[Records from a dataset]

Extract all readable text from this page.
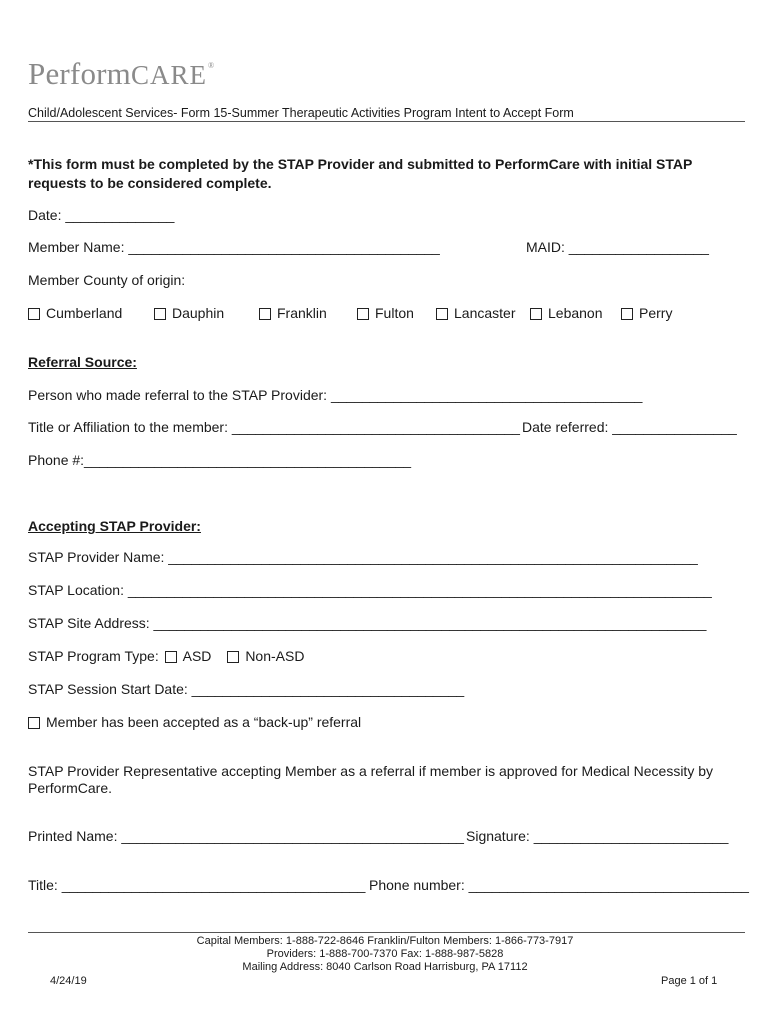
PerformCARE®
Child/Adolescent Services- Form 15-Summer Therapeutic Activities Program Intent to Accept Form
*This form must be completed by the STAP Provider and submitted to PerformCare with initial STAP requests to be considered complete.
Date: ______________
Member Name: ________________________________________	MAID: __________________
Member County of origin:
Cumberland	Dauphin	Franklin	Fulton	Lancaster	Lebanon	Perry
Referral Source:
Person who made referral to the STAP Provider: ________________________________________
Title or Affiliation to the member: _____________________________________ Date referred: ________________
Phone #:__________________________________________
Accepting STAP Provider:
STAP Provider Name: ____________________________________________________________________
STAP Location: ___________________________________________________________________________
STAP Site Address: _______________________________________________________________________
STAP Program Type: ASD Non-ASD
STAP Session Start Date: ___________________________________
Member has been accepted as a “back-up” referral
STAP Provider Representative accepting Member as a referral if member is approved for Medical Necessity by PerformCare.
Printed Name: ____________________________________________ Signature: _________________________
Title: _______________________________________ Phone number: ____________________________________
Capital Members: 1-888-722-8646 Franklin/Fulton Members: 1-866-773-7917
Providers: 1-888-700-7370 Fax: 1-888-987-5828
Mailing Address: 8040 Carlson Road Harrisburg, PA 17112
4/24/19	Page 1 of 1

# PROBLEM DETAILS
Pull out every line in the data above that has the word "STAP".

# COMPLETED EXERCISE
*This form must be completed by the STAP Provider and submitted to PerformCare with initial STAP requests to be considered complete.
Person who made referral to the STAP Provider: ________________________________________
Accepting STAP Provider:
STAP Provider Name: ____________________________________________________________________
STAP Location: ___________________________________________________________________________
STAP Site Address: _______________________________________________________________________
STAP Program Type: ASD Non-ASD
STAP Session Start Date: ___________________________________
STAP Provider Representative accepting Member as a referral if member is approved for Medical Necessity by PerformCare.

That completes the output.